** Given task 1 **
From the post about Barack Obama's election, list every ill affecting the country that is named alongside the black community's problems.

What may be lost in this well-deserved euphoria is the challenge that Barack Obama will place on Americans to improve in many aspects of life such as mentorship, the environment and sacrifice in general. Collectively, we must put more emphasis on impacting our country so we can help our new President Elect deliver on the “CHANGE” he wants to bring about.

The facts from the paragraph below are disturbing:

The black illegitimacy rate remains at 70%. Blacks did worse on the SAT in 2000 than in 1990. Fifty-five percent of all federal prisoners are black, though we are only 13% of the population. The academic achievement gap between blacks and whites persists even for the black middle class.,0,1642069.story

Barack Obama cannot solve this troubling problem alone but he can be the inspiration for people to ACT and DO SOMETHING along with caring about other important ills that affect our country like obesity, the financial and housing crises, gas guzzling automobiles, bad parenting, lack of healthcare for millions and insufficient care for the youth and community around us. We all should be willing to make sacrifices for the betterment of America.

In addition, Americans MUST show more interest in the global world. I know many people who sadly have never been outside of the USA despite having the financial means, and far less than 25% of Americans even have a passport! I know our vast country has a lot to see but the disinterest in our fascinating world is disconcerting and has to get better.

The American Ambassador in Sweden, Michael Wood (friend of President Bush and whose wife voted for Obama) said this about the election result in the Swedish Newspaper "Dagens Nyheter":

“I am uplifted, enthusiastic, I think it’s fantastic! I think about my black friends that I played basketball with at home in Flint, Michigan, and of my black friends at Yale when I was 20”.

I am proud of Americans for having the courage and intellect to set our country on a new path by electing Barack Obama. John McCain may have done a decent job as president but it was clear from the Obama “Tidal Wave” of support that his rise to the top was going to be almost impossible to defeat.

We now have the ultimate responsibility to act and sacrifice so that America can correct the last 8 years and once again be the light that shines brightly inside and outside of our borders.

Remember the words of President Jack Kennedy, “Ask not what your country can do for you--ask what you can do for your country”.

It’s a New Dawn, a New Day, a New Life………and I am Feeling Good!

Below are 10 heartfelt emails sent to me along with my pictures from Stockholm Sweden’s festive election night party.

Happy Gswede Sunday!

1) From a mother in Chicago, Illinois - USA:

I know it's not particular to Chicago, but I've never seen more smiles on the street, more people with a spring in their step, more folks giving up their seats on public transit to the pregnant and elderly, and (FINALLY) kids without their underwear exposed! The under 30 set has suddenly taken to properly pulled up pants, tucked in shirts and perfect posture.

** Task data **
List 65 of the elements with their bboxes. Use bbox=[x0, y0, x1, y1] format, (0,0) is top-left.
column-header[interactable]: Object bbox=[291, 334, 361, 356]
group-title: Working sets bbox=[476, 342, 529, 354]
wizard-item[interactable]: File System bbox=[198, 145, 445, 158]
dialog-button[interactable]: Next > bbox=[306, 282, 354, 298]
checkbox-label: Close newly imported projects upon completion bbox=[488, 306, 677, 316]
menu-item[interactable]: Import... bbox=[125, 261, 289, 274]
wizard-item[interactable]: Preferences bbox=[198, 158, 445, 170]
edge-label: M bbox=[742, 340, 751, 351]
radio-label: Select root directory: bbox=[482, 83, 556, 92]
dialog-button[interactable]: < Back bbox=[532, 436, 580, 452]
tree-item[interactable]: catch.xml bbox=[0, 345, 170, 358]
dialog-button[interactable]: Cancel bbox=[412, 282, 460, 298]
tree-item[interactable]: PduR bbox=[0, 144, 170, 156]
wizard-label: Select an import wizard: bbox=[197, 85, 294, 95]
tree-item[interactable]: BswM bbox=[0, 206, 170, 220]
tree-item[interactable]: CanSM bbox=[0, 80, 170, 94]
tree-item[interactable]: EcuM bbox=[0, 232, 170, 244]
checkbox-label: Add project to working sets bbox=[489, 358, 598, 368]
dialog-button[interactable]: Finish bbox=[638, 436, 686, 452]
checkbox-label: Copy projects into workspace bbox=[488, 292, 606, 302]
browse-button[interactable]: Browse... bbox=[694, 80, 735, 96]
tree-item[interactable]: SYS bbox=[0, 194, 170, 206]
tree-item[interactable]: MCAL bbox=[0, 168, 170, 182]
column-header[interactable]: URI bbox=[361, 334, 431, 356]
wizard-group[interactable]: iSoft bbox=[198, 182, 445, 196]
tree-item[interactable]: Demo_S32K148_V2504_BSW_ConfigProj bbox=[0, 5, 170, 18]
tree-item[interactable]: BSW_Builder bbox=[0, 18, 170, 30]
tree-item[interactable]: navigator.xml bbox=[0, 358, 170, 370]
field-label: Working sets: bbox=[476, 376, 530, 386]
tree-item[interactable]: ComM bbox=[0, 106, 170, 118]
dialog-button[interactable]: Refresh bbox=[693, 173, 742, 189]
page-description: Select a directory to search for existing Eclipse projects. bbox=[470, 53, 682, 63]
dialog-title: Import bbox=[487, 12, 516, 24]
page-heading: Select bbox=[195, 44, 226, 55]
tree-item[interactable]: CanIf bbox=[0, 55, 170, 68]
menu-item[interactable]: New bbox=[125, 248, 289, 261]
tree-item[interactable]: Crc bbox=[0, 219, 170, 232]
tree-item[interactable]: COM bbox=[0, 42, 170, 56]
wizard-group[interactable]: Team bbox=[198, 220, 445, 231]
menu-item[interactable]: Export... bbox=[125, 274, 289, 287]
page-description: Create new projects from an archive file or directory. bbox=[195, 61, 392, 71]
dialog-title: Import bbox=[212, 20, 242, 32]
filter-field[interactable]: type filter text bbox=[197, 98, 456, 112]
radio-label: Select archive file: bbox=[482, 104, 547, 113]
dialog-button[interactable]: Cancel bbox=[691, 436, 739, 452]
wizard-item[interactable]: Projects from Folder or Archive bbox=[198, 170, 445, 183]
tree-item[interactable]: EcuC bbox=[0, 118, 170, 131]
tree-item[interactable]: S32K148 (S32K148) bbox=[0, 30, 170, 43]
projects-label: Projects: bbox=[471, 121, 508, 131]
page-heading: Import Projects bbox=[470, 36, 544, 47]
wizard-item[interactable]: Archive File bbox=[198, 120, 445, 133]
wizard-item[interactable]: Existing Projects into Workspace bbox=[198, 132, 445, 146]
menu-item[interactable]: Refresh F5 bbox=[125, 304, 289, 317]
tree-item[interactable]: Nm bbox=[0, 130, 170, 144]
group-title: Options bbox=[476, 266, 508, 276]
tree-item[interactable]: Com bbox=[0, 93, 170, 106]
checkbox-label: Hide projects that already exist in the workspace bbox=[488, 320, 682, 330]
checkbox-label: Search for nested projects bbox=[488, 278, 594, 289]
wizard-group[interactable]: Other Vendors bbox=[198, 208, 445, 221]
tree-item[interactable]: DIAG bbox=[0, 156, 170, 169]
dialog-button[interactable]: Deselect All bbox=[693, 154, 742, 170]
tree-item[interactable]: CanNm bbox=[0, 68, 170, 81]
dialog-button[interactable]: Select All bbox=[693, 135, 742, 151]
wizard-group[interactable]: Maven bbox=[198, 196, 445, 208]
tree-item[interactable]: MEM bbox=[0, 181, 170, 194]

** Given task 2 **
Reproduce the records word for word, from their first line through the line holding "wizard-item[interactable]: File System", both ends included.

** Result 1 **
- obesity
- the financial and housing crises
- gas guzzling automobiles
- bad parenting
- lack of healthcare for millions
- insufficient care for the youth and community around us

** Result 2 **
List 65 of the elements with their bboxes. Use bbox=[x0, y0, x1, y1] format, (0,0) is top-left.
column-header[interactable]: Object bbox=[291, 334, 361, 356]
group-title: Working sets bbox=[476, 342, 529, 354]
wizard-item[interactable]: File System bbox=[198, 145, 445, 158]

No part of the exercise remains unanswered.